### [DIRECTION]
Each line that holds the word "Left" counts once; give the total for the records below and nothing else.

### [MATERIAL TO PROCESS]
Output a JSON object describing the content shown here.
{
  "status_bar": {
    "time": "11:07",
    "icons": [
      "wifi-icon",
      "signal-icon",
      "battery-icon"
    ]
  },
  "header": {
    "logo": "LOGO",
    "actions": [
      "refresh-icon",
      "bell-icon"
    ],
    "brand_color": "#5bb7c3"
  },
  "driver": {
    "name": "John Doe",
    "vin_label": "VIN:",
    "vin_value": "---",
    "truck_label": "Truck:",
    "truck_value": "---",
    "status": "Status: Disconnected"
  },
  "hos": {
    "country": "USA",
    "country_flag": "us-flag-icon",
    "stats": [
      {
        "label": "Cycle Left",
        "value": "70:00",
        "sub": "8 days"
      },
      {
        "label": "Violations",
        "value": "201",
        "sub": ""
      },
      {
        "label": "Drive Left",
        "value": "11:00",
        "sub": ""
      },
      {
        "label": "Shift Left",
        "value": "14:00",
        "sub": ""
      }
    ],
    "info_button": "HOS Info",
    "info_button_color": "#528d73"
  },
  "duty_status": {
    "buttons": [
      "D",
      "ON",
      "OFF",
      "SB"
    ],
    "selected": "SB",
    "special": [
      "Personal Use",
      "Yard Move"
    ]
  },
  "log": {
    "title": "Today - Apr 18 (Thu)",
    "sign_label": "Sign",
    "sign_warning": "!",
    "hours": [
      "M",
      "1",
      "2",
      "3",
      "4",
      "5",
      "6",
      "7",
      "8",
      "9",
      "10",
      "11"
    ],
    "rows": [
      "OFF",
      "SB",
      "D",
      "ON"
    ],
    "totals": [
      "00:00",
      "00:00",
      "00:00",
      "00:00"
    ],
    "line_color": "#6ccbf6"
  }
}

### [FINISHED ANSWER]
3